--- begin ---
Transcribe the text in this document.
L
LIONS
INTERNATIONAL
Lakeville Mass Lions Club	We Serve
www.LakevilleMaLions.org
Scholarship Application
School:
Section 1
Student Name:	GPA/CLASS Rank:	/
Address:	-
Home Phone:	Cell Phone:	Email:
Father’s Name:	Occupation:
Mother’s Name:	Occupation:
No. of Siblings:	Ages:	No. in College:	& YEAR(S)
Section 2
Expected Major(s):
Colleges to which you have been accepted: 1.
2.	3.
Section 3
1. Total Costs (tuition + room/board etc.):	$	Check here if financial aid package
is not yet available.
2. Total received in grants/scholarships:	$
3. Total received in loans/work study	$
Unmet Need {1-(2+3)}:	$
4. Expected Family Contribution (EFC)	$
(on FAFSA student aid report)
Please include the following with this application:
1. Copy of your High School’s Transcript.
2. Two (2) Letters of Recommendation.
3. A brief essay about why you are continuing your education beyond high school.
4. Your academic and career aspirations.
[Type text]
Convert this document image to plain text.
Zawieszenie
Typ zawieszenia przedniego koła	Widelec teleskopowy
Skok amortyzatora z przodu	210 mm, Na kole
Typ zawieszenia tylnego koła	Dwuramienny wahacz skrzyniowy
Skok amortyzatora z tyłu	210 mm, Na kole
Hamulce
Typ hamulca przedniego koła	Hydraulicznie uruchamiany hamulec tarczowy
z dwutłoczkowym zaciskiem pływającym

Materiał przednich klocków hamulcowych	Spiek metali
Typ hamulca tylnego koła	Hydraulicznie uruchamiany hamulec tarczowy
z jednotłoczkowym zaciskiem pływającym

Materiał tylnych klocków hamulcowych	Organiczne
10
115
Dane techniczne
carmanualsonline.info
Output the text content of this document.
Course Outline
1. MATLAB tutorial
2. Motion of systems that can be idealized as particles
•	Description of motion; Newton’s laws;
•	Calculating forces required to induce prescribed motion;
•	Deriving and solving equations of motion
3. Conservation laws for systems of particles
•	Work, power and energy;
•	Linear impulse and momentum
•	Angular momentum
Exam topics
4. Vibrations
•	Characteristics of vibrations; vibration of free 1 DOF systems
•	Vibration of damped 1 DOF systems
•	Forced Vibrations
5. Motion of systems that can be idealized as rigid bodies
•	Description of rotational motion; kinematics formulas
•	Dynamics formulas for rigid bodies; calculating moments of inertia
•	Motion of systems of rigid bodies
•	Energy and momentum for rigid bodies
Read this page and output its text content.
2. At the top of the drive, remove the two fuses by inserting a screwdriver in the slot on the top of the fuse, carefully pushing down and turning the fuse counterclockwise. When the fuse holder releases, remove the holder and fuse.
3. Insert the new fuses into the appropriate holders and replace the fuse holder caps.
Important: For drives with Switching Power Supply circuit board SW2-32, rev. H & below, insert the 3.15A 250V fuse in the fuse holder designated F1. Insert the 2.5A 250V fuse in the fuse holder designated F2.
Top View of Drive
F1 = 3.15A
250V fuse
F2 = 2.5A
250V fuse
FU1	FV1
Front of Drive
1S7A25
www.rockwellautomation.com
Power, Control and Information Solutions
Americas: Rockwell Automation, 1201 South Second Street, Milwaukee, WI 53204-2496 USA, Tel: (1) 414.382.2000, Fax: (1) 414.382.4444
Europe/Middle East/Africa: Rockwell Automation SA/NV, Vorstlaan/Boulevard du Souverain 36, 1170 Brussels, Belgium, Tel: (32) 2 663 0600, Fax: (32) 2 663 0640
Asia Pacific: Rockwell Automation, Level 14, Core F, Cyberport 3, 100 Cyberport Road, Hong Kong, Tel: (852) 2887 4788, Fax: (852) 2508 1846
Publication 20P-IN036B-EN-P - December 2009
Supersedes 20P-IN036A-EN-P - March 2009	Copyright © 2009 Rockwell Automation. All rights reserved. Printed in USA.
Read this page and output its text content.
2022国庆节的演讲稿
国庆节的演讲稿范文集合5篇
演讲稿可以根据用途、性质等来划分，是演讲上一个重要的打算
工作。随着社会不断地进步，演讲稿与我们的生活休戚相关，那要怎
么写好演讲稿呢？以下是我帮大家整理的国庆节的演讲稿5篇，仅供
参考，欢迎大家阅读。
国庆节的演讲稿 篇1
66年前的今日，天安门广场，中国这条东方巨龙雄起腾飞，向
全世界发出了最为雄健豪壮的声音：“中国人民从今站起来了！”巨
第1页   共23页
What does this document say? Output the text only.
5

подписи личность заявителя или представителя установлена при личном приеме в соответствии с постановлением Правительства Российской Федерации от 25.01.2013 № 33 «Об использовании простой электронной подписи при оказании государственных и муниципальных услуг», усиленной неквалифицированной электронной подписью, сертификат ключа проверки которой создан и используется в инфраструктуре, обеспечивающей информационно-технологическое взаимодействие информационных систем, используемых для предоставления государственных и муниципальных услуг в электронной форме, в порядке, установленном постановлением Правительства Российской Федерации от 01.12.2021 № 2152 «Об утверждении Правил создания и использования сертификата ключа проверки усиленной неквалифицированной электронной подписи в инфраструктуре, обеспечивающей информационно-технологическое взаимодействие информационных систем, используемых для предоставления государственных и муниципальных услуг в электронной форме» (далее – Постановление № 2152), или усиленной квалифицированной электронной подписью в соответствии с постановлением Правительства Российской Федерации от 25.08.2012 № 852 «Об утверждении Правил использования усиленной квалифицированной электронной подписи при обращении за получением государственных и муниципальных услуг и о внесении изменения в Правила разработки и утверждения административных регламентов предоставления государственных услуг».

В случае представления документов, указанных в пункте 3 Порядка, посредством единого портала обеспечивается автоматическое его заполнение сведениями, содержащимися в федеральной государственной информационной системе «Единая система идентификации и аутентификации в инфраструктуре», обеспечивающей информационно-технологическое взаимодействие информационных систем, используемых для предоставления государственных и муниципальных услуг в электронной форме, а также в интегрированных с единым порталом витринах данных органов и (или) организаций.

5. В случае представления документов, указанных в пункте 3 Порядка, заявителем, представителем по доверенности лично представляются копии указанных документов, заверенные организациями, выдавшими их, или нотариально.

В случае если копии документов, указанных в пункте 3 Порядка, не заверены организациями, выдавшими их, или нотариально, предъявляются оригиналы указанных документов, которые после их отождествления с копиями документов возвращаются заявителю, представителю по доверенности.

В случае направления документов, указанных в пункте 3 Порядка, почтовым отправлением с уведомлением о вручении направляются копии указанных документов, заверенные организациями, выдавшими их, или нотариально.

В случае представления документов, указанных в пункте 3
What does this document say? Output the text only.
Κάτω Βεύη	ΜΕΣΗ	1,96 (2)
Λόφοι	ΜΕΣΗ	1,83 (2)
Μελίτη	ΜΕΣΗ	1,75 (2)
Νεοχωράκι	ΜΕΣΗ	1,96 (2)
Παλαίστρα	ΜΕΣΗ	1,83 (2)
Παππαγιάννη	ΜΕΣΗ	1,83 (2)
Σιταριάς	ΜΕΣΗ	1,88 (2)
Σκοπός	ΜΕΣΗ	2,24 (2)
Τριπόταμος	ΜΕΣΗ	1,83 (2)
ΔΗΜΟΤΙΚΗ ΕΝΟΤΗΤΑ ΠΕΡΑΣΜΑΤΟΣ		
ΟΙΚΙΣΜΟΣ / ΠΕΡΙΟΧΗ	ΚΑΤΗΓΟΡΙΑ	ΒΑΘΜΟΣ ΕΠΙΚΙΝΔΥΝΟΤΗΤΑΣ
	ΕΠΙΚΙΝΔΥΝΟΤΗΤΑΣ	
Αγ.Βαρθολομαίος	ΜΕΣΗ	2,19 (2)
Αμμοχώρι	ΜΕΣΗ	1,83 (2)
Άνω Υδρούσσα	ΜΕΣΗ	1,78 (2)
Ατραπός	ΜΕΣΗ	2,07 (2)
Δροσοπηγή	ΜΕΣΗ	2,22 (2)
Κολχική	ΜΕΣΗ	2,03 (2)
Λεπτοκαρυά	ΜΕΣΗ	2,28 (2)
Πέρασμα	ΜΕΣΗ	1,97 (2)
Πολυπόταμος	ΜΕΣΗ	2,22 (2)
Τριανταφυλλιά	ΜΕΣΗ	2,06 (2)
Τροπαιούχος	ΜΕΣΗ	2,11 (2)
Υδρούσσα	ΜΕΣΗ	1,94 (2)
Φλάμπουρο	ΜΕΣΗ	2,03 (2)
--- end ---
## Objective
Going through the entries above line by line, work out how many lines include the word "Description". Only the number is required.

## Written answer
2